**STATED TASK:** Pull out every line with the word "title".

* * * *

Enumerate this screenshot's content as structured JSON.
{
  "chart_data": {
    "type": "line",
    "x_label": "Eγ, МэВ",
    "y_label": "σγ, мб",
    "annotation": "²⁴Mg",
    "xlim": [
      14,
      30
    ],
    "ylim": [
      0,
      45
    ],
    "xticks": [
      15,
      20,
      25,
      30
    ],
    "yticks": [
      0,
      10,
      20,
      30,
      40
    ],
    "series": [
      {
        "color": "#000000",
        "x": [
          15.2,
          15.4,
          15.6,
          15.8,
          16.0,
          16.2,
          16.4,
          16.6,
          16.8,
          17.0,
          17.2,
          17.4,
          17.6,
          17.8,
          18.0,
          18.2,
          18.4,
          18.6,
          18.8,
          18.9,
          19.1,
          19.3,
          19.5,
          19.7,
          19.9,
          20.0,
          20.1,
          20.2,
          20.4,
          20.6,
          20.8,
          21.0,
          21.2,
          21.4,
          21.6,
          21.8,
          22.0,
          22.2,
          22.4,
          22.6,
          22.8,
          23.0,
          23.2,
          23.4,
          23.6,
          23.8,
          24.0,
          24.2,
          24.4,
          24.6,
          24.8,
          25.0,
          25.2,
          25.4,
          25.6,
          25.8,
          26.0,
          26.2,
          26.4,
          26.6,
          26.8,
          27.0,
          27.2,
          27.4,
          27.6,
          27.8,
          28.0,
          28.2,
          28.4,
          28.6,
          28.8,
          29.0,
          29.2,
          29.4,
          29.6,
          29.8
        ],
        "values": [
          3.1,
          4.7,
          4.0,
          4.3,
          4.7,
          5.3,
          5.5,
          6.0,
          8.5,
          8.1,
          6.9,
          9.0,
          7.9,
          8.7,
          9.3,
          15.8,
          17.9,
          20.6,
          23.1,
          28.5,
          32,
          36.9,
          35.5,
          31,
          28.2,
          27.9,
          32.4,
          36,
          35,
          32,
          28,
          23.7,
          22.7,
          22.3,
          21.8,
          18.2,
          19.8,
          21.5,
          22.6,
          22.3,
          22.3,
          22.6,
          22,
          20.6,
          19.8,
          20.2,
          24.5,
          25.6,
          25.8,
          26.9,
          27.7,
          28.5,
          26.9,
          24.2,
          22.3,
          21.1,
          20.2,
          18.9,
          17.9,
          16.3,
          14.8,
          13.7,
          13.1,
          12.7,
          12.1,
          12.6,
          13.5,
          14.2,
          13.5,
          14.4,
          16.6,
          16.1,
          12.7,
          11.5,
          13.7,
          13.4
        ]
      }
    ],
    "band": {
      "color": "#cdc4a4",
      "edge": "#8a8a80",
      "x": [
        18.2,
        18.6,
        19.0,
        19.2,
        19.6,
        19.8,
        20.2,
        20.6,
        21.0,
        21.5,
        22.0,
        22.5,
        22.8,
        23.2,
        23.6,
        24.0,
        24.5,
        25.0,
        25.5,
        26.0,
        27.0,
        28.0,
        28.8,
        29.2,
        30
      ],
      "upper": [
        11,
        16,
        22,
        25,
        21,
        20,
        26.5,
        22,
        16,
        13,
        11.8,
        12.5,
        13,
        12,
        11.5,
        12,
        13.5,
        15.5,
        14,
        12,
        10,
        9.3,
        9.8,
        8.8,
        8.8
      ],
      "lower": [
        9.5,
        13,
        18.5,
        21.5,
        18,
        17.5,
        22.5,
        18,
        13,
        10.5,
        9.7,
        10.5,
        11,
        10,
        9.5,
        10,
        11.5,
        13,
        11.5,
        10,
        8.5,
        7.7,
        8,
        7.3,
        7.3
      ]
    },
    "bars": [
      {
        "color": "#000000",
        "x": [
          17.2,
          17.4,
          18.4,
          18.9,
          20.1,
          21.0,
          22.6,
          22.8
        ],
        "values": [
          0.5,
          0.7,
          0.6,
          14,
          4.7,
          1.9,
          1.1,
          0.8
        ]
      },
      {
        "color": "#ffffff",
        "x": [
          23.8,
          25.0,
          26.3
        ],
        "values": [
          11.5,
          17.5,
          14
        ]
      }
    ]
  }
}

* * * *

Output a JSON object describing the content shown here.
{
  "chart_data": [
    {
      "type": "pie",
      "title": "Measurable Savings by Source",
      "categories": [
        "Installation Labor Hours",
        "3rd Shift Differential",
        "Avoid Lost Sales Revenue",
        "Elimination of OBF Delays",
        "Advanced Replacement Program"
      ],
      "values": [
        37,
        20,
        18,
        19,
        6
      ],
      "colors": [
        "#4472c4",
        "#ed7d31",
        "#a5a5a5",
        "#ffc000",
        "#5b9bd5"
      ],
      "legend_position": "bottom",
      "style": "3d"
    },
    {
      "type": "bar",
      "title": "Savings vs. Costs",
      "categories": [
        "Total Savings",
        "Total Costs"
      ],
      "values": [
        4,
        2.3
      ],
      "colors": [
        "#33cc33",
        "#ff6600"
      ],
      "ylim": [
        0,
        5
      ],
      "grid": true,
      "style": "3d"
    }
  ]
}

* * * *

**FINISHED TASK:**
      "title": "Measurable Savings by Source",
      "title": "Savings vs. Costs",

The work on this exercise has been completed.